» **Extracted data**
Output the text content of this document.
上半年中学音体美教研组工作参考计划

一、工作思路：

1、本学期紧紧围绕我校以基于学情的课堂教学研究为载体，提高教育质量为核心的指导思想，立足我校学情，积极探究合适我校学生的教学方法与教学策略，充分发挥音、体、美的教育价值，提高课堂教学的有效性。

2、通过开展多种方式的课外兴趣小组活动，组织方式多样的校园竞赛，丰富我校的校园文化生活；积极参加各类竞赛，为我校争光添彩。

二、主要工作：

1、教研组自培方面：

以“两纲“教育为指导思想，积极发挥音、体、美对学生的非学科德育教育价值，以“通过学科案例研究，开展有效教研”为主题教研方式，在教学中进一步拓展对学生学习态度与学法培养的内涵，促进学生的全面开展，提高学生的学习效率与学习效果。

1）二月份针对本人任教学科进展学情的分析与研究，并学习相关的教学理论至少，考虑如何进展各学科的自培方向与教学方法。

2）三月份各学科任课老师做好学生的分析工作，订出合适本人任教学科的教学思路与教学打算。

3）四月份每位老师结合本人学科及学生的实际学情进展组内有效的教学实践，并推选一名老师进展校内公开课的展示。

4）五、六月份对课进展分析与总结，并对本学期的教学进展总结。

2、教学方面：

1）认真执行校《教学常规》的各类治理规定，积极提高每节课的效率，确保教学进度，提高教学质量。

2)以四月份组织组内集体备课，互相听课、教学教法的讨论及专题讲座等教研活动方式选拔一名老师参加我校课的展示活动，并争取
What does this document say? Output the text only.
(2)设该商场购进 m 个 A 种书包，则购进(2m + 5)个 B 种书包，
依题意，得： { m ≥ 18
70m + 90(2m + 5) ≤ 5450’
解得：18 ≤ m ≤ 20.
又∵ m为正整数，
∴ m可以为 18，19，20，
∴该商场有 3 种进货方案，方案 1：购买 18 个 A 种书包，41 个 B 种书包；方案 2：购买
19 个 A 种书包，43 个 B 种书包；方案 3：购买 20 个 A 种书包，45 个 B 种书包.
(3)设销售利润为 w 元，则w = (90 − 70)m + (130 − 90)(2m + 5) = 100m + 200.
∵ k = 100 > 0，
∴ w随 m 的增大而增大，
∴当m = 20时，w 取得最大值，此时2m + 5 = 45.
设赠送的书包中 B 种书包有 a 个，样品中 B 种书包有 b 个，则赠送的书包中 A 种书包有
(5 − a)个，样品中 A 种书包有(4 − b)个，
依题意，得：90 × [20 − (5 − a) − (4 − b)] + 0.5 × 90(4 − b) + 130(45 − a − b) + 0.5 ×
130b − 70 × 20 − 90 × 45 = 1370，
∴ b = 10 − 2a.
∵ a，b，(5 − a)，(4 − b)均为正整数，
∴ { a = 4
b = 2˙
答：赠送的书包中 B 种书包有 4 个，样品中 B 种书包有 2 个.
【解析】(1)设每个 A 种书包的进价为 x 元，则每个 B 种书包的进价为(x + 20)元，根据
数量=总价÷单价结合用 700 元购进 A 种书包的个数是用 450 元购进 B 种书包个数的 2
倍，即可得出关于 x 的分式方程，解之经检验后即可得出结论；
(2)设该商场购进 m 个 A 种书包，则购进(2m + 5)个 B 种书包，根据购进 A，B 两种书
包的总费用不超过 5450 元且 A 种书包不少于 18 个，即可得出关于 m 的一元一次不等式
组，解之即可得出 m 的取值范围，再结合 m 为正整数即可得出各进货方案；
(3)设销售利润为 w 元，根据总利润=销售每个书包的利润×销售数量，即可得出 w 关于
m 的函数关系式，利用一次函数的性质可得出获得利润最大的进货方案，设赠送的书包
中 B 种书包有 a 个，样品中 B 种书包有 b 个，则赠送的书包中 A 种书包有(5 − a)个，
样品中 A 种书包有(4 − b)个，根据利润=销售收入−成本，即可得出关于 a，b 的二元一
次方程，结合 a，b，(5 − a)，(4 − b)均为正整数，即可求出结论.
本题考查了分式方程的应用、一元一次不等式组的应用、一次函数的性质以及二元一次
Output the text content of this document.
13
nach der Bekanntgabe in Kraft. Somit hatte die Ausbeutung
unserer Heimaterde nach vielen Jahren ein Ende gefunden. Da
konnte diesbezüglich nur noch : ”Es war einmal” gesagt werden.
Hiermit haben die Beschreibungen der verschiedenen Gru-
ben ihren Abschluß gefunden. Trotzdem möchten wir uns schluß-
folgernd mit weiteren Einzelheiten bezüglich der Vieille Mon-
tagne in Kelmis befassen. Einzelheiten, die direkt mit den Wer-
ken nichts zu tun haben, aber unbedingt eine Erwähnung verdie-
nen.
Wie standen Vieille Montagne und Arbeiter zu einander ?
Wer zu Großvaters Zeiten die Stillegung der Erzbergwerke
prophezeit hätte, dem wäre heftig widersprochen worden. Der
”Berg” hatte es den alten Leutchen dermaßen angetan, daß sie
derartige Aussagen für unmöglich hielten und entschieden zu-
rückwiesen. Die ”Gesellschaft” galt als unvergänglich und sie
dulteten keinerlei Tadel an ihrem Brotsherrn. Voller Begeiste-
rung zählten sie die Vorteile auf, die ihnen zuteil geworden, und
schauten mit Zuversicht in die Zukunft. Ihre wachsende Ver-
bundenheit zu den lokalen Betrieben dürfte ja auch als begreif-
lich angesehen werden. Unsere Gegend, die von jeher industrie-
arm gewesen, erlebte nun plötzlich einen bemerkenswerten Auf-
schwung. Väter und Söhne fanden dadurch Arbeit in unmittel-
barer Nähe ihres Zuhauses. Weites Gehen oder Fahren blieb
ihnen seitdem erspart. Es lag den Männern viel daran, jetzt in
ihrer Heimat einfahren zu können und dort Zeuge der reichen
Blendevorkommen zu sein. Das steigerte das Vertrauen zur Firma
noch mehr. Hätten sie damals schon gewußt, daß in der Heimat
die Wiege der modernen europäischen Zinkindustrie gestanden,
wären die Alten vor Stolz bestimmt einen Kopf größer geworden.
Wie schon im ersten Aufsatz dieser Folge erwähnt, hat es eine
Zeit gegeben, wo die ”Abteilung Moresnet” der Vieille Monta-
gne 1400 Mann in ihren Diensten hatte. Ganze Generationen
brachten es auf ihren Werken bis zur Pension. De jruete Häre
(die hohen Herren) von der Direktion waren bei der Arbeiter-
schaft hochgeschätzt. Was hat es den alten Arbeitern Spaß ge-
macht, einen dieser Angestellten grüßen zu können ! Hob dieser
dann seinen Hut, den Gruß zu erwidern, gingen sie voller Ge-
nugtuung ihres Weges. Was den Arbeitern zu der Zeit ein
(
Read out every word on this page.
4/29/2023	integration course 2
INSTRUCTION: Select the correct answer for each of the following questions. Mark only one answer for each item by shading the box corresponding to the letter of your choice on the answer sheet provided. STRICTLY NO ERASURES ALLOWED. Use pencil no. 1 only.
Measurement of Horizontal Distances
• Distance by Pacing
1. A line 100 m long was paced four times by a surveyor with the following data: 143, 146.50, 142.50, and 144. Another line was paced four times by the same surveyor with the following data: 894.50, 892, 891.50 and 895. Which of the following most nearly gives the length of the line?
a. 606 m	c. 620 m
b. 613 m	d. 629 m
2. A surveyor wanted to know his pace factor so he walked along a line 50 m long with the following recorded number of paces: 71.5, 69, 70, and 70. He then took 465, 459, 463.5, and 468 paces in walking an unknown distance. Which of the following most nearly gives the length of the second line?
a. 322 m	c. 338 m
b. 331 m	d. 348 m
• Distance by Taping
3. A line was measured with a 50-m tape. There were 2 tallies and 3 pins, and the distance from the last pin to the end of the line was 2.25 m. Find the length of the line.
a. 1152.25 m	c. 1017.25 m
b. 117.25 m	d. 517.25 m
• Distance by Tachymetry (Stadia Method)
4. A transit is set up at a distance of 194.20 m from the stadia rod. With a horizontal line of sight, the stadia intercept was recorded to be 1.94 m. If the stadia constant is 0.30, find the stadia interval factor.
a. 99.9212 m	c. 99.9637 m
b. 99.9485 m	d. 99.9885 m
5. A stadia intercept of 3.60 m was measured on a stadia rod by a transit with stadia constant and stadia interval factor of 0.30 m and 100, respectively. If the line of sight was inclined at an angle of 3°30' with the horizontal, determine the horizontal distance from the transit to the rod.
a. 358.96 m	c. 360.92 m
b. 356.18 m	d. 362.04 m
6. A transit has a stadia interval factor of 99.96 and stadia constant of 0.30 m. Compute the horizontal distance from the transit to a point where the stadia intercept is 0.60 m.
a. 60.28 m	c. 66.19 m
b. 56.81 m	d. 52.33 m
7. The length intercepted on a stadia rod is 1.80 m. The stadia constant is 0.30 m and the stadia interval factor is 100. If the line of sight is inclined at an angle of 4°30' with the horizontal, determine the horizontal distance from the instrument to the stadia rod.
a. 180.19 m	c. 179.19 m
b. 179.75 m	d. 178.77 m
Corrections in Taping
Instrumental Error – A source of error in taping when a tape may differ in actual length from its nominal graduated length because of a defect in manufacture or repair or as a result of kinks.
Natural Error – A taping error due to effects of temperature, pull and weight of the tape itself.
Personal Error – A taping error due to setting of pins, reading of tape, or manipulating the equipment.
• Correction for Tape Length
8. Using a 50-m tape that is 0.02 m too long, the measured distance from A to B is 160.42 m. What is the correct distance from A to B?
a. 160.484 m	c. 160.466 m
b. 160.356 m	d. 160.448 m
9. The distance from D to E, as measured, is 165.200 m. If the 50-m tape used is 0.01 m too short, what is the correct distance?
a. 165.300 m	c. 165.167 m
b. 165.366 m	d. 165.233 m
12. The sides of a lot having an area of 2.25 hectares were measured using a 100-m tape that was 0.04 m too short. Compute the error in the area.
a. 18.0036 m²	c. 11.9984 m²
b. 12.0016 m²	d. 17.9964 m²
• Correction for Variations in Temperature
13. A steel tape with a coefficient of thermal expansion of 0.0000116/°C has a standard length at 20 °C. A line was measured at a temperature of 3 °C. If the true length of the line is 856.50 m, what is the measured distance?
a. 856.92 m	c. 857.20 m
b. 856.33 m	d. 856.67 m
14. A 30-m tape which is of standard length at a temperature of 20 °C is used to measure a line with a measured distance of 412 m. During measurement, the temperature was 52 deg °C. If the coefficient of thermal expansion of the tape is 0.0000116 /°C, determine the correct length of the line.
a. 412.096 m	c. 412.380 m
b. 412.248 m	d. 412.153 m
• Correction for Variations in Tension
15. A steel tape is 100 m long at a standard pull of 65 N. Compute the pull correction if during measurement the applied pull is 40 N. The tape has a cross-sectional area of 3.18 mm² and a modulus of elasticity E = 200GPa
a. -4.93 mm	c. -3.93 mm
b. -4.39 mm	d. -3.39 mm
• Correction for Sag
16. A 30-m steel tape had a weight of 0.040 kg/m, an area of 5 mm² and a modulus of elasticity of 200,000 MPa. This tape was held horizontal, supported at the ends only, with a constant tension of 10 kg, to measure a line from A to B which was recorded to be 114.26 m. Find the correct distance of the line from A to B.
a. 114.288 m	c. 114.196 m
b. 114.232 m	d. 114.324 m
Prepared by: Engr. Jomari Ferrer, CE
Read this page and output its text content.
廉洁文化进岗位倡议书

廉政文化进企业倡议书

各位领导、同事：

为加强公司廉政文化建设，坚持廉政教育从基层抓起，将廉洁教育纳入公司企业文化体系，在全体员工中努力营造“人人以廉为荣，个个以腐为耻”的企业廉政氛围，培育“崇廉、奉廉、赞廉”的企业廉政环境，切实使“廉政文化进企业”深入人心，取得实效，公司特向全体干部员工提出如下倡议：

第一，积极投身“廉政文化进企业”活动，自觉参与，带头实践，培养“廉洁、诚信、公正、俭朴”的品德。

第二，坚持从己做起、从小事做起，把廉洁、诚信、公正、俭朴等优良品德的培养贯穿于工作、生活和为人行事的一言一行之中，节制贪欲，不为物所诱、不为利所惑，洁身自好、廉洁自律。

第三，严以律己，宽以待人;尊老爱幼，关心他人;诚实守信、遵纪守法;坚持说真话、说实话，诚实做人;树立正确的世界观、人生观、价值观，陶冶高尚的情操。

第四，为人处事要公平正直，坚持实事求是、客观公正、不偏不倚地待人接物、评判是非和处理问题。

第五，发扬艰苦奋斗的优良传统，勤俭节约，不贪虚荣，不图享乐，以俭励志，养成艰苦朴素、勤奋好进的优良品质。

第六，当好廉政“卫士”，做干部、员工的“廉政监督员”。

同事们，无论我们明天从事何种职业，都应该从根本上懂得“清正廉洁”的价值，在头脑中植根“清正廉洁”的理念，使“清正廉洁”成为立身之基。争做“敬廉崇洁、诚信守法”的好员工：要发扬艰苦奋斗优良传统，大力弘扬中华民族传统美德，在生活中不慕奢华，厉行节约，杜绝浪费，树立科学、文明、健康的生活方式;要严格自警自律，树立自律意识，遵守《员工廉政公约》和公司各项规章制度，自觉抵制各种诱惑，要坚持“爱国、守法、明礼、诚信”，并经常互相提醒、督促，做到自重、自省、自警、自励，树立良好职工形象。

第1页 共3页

» **Set problem**
Reproduce the lines from the one containing "Read this page and output its text content." to the end of the entries, keeping both ends and adding nothing.

» **Solution to the problem**
Read this page and output its text content.
廉洁文化进岗位倡议书

廉政文化进企业倡议书

各位领导、同事：

为加强公司廉政文化建设，坚持廉政教育从基层抓起，将廉洁教育纳入公司企业文化体系，在全体员工中努力营造“人人以廉为荣，个个以腐为耻”的企业廉政氛围，培育“崇廉、奉廉、赞廉”的企业廉政环境，切实使“廉政文化进企业”深入人心，取得实效，公司特向全体干部员工提出如下倡议：

第一，积极投身“廉政文化进企业”活动，自觉参与，带头实践，培养“廉洁、诚信、公正、俭朴”的品德。

第二，坚持从己做起、从小事做起，把廉洁、诚信、公正、俭朴等优良品德的培养贯穿于工作、生活和为人行事的一言一行之中，节制贪欲，不为物所诱、不为利所惑，洁身自好、廉洁自律。

第三，严以律己，宽以待人;尊老爱幼，关心他人;诚实守信、遵纪守法;坚持说真话、说实话，诚实做人;树立正确的世界观、人生观、价值观，陶冶高尚的情操。

第四，为人处事要公平正直，坚持实事求是、客观公正、不偏不倚地待人接物、评判是非和处理问题。

第五，发扬艰苦奋斗的优良传统，勤俭节约，不贪虚荣，不图享乐，以俭励志，养成艰苦朴素、勤奋好进的优良品质。

第六，当好廉政“卫士”，做干部、员工的“廉政监督员”。

同事们，无论我们明天从事何种职业，都应该从根本上懂得“清正廉洁”的价值，在头脑中植根“清正廉洁”的理念，使“清正廉洁”成为立身之基。争做“敬廉崇洁、诚信守法”的好员工：要发扬艰苦奋斗优良传统，大力弘扬中华民族传统美德，在生活中不慕奢华，厉行节约，杜绝浪费，树立科学、文明、健康的生活方式;要严格自警自律，树立自律意识，遵守《员工廉政公约》和公司各项规章制度，自觉抵制各种诱惑，要坚持“爱国、守法、明礼、诚信”，并经常互相提醒、督促，做到自重、自省、自警、自励，树立良好职工形象。

第1页 共3页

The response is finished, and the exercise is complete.